◆ Supplied records
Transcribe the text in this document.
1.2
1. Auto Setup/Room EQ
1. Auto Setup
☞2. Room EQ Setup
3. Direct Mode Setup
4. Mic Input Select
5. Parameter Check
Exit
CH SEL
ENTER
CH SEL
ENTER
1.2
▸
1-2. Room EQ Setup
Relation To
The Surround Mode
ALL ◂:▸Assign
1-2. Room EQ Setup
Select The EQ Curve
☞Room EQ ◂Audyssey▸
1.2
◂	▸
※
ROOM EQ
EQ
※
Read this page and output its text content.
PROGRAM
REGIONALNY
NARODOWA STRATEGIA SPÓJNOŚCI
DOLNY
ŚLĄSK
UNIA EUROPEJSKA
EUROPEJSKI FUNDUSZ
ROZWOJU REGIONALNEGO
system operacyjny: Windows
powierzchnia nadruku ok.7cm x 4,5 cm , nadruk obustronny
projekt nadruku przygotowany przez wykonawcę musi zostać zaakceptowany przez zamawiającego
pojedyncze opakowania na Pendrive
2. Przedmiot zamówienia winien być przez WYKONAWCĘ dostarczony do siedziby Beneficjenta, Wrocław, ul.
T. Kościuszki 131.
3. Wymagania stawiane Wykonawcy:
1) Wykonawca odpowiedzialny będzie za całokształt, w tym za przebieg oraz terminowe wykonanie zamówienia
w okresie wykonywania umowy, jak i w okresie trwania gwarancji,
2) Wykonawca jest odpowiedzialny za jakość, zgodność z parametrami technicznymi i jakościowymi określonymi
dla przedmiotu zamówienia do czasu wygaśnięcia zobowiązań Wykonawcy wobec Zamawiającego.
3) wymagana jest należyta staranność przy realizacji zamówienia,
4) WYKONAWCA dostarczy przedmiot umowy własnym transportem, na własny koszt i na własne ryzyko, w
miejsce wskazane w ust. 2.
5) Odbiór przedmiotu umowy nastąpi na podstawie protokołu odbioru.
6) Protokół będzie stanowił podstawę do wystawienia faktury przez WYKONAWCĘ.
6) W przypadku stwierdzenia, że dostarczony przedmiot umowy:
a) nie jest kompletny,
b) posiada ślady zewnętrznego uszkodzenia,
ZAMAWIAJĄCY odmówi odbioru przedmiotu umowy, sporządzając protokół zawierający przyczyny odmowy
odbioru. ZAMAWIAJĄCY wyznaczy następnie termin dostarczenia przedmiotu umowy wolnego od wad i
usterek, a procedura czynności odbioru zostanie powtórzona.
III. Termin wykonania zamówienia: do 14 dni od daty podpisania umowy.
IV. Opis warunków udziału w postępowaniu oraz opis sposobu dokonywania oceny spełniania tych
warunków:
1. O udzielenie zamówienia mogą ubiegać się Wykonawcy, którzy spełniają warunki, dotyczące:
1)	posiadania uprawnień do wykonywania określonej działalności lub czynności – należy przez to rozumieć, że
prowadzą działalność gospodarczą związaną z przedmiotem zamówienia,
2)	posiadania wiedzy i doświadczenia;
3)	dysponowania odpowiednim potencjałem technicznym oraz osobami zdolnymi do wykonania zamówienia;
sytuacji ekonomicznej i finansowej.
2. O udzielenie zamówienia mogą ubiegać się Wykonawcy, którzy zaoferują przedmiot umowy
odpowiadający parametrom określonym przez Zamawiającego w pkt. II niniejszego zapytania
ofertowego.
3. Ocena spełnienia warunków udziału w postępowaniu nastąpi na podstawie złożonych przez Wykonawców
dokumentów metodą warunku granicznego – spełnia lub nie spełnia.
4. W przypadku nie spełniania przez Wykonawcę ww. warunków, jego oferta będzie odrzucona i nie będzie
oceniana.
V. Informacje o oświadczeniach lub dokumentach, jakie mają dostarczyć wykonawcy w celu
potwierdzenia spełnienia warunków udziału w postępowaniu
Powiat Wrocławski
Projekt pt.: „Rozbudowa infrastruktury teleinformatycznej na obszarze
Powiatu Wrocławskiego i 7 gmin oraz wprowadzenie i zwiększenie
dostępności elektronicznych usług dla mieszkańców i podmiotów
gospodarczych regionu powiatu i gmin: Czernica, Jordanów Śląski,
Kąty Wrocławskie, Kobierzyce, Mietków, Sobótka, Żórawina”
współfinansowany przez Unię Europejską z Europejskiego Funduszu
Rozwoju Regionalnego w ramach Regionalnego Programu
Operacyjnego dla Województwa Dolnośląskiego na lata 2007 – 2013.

◆ Job
Extract all of the data above without altering anything.

◆ Exercise solution
Transcribe the text in this document.
1.2
1. Auto Setup/Room EQ
1. Auto Setup
☞2. Room EQ Setup
3. Direct Mode Setup
4. Mic Input Select
5. Parameter Check
Exit
CH SEL
ENTER
CH SEL
ENTER
1.2
▸
1-2. Room EQ Setup
Relation To
The Surround Mode
ALL ◂:▸Assign
1-2. Room EQ Setup
Select The EQ Curve
☞Room EQ ◂Audyssey▸
1.2
◂	▸
※
ROOM EQ
EQ
※
Read this page and output its text content.
PROGRAM
REGIONALNY
NARODOWA STRATEGIA SPÓJNOŚCI
DOLNY
ŚLĄSK
UNIA EUROPEJSKA
EUROPEJSKI FUNDUSZ
ROZWOJU REGIONALNEGO
system operacyjny: Windows
powierzchnia nadruku ok.7cm x 4,5 cm , nadruk obustronny
projekt nadruku przygotowany przez wykonawcę musi zostać zaakceptowany przez zamawiającego
pojedyncze opakowania na Pendrive
2. Przedmiot zamówienia winien być przez WYKONAWCĘ dostarczony do siedziby Beneficjenta, Wrocław, ul.
T. Kościuszki 131.
3. Wymagania stawiane Wykonawcy:
1) Wykonawca odpowiedzialny będzie za całokształt, w tym za przebieg oraz terminowe wykonanie zamówienia
w okresie wykonywania umowy, jak i w okresie trwania gwarancji,
2) Wykonawca jest odpowiedzialny za jakość, zgodność z parametrami technicznymi i jakościowymi określonymi
dla przedmiotu zamówienia do czasu wygaśnięcia zobowiązań Wykonawcy wobec Zamawiającego.
3) wymagana jest należyta staranność przy realizacji zamówienia,
4) WYKONAWCA dostarczy przedmiot umowy własnym transportem, na własny koszt i na własne ryzyko, w
miejsce wskazane w ust. 2.
5) Odbiór przedmiotu umowy nastąpi na podstawie protokołu odbioru.
6) Protokół będzie stanowił podstawę do wystawienia faktury przez WYKONAWCĘ.
6) W przypadku stwierdzenia, że dostarczony przedmiot umowy:
a) nie jest kompletny,
b) posiada ślady zewnętrznego uszkodzenia,
ZAMAWIAJĄCY odmówi odbioru przedmiotu umowy, sporządzając protokół zawierający przyczyny odmowy
odbioru. ZAMAWIAJĄCY wyznaczy następnie termin dostarczenia przedmiotu umowy wolnego od wad i
usterek, a procedura czynności odbioru zostanie powtórzona.
III. Termin wykonania zamówienia: do 14 dni od daty podpisania umowy.
IV. Opis warunków udziału w postępowaniu oraz opis sposobu dokonywania oceny spełniania tych
warunków:
1. O udzielenie zamówienia mogą ubiegać się Wykonawcy, którzy spełniają warunki, dotyczące:
1)	posiadania uprawnień do wykonywania określonej działalności lub czynności – należy przez to rozumieć, że
prowadzą działalność gospodarczą związaną z przedmiotem zamówienia,
2)	posiadania wiedzy i doświadczenia;
3)	dysponowania odpowiednim potencjałem technicznym oraz osobami zdolnymi do wykonania zamówienia;
sytuacji ekonomicznej i finansowej.
2. O udzielenie zamówienia mogą ubiegać się Wykonawcy, którzy zaoferują przedmiot umowy
odpowiadający parametrom określonym przez Zamawiającego w pkt. II niniejszego zapytania
ofertowego.
3. Ocena spełnienia warunków udziału w postępowaniu nastąpi na podstawie złożonych przez Wykonawców
dokumentów metodą warunku granicznego – spełnia lub nie spełnia.
4. W przypadku nie spełniania przez Wykonawcę ww. warunków, jego oferta będzie odrzucona i nie będzie
oceniana.
V. Informacje o oświadczeniach lub dokumentach, jakie mają dostarczyć wykonawcy w celu
potwierdzenia spełnienia warunków udziału w postępowaniu
Powiat Wrocławski
Projekt pt.: „Rozbudowa infrastruktury teleinformatycznej na obszarze
Powiatu Wrocławskiego i 7 gmin oraz wprowadzenie i zwiększenie
dostępności elektronicznych usług dla mieszkańców i podmiotów
gospodarczych regionu powiatu i gmin: Czernica, Jordanów Śląski,
Kąty Wrocławskie, Kobierzyce, Mietków, Sobótka, Żórawina”
współfinansowany przez Unię Europejską z Europejskiego Funduszu
Rozwoju Regionalnego w ramach Regionalnego Programu
Operacyjnego dla Województwa Dolnośląskiego na lata 2007 – 2013.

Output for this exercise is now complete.